REQUIREMENT
Scan the entries below and extract each line with the word "title" in it.

______________________________

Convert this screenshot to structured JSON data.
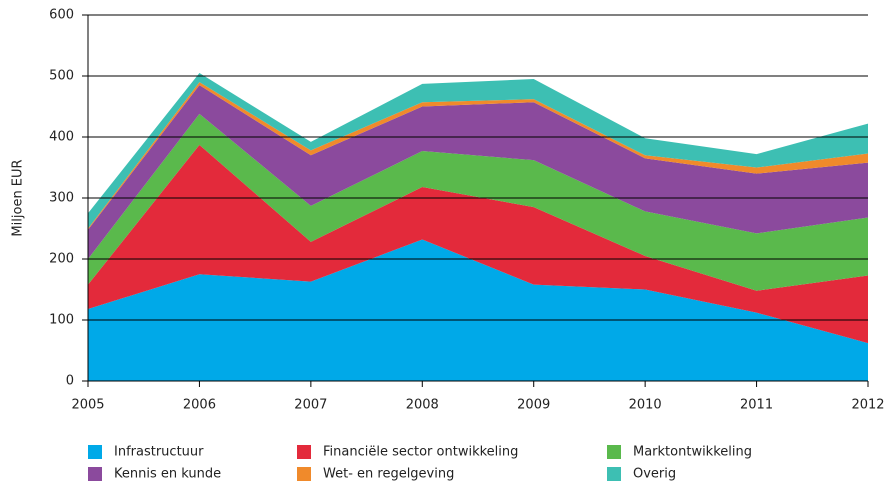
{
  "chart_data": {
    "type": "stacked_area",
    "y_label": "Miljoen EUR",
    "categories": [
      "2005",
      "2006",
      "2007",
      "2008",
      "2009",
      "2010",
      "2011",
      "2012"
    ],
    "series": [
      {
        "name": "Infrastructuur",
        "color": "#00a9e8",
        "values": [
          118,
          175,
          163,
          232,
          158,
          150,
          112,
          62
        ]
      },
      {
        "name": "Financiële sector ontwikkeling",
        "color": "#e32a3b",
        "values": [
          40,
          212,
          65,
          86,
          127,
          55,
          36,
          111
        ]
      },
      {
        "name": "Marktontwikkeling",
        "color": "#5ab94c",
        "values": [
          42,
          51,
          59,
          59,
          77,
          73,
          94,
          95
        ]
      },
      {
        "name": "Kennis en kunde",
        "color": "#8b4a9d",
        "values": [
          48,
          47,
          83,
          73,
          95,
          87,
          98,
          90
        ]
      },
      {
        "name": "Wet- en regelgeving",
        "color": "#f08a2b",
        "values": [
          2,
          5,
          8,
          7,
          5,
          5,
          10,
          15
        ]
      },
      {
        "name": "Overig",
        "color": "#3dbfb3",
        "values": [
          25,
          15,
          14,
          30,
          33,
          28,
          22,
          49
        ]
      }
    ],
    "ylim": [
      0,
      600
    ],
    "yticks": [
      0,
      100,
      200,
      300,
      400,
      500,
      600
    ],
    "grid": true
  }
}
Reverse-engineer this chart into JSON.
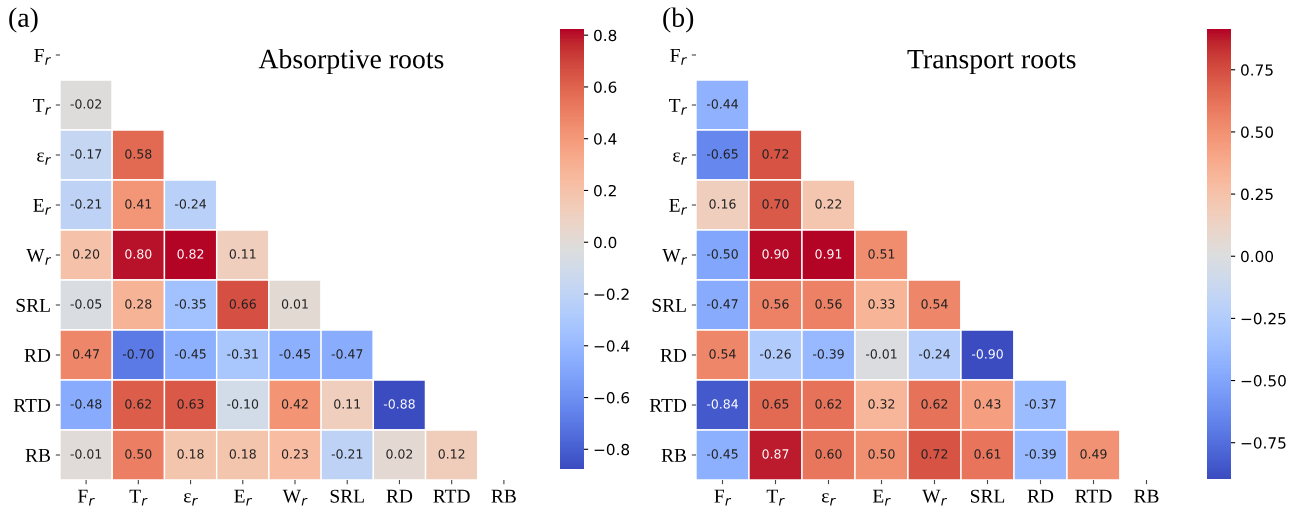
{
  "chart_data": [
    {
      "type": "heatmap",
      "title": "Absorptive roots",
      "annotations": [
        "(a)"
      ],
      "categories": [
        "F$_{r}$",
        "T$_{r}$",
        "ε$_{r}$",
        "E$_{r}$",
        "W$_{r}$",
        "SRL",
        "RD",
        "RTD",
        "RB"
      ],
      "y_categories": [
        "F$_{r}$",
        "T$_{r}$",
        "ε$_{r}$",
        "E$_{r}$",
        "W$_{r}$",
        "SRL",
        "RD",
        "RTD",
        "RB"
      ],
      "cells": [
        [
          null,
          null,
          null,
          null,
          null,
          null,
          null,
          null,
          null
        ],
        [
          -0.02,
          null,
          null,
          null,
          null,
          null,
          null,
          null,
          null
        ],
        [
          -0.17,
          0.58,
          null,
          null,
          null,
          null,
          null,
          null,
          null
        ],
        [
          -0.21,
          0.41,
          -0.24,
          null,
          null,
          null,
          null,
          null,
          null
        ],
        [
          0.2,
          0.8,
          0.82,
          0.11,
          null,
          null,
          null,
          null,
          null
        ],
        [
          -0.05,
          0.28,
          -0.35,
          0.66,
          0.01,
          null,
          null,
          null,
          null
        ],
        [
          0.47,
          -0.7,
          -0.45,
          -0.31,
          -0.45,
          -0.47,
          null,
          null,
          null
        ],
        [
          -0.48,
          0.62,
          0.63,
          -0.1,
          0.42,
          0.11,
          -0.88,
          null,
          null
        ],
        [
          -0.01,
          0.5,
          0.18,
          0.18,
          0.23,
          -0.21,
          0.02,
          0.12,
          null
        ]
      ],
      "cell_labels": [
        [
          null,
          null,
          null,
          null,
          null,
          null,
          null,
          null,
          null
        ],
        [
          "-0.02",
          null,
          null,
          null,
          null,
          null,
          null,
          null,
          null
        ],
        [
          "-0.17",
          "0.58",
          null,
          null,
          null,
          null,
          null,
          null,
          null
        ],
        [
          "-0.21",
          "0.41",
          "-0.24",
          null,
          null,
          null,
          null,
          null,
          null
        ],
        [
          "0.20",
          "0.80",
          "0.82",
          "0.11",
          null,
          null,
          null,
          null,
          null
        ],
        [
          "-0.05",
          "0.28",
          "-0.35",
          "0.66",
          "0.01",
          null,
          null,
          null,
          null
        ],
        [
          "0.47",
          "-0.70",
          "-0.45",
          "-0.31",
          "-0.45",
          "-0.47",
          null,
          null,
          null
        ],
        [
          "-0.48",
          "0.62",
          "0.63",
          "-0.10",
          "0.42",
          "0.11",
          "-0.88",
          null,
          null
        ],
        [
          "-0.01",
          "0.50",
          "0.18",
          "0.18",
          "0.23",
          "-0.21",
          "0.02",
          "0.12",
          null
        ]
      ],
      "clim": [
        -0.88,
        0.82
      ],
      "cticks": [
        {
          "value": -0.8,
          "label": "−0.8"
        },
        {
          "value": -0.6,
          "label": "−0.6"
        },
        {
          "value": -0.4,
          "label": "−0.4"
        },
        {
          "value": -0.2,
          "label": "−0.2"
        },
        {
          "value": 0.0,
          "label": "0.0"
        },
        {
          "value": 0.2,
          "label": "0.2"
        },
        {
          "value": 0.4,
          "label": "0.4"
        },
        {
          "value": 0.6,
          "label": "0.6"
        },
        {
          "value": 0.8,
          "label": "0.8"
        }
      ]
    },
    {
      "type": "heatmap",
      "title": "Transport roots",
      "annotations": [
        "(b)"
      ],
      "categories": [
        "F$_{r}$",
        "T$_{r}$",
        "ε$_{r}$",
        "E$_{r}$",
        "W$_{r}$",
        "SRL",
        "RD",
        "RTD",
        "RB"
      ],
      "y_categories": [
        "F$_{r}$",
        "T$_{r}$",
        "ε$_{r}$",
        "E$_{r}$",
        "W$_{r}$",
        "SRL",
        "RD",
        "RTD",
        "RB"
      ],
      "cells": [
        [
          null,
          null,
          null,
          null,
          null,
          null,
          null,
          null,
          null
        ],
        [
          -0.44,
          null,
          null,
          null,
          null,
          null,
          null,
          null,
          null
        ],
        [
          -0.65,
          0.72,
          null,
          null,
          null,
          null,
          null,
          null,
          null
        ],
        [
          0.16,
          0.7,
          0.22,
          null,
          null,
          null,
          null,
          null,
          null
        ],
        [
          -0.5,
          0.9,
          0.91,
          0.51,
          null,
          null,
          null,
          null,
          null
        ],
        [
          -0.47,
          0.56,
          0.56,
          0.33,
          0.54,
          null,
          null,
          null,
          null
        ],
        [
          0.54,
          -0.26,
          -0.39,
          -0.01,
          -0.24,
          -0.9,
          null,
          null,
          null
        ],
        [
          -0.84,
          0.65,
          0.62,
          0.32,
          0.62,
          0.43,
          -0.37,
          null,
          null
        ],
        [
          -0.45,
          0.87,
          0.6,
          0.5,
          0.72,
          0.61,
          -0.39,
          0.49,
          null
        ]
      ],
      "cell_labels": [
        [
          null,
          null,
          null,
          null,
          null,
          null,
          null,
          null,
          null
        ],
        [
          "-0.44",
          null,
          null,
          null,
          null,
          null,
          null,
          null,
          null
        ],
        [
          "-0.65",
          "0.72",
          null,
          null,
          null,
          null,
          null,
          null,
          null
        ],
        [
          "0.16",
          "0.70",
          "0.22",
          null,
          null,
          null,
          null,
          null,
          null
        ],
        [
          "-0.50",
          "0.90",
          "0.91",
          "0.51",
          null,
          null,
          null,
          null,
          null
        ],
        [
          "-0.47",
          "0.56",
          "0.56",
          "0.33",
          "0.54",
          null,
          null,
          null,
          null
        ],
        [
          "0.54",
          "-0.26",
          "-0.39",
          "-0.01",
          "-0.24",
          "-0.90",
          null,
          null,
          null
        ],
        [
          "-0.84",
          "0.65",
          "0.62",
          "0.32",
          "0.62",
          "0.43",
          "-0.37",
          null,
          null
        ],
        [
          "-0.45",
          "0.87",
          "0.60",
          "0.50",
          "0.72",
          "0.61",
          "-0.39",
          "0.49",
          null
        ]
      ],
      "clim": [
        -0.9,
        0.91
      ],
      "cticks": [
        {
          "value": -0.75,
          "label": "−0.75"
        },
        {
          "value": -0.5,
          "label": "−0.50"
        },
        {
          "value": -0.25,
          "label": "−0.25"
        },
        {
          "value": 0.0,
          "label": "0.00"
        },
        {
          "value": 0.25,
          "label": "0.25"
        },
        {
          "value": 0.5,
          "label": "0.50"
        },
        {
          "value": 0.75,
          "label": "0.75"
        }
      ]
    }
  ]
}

______________________________

CORRECT ANSWER
      "title": "Absorptive roots",
      "title": "Transport roots",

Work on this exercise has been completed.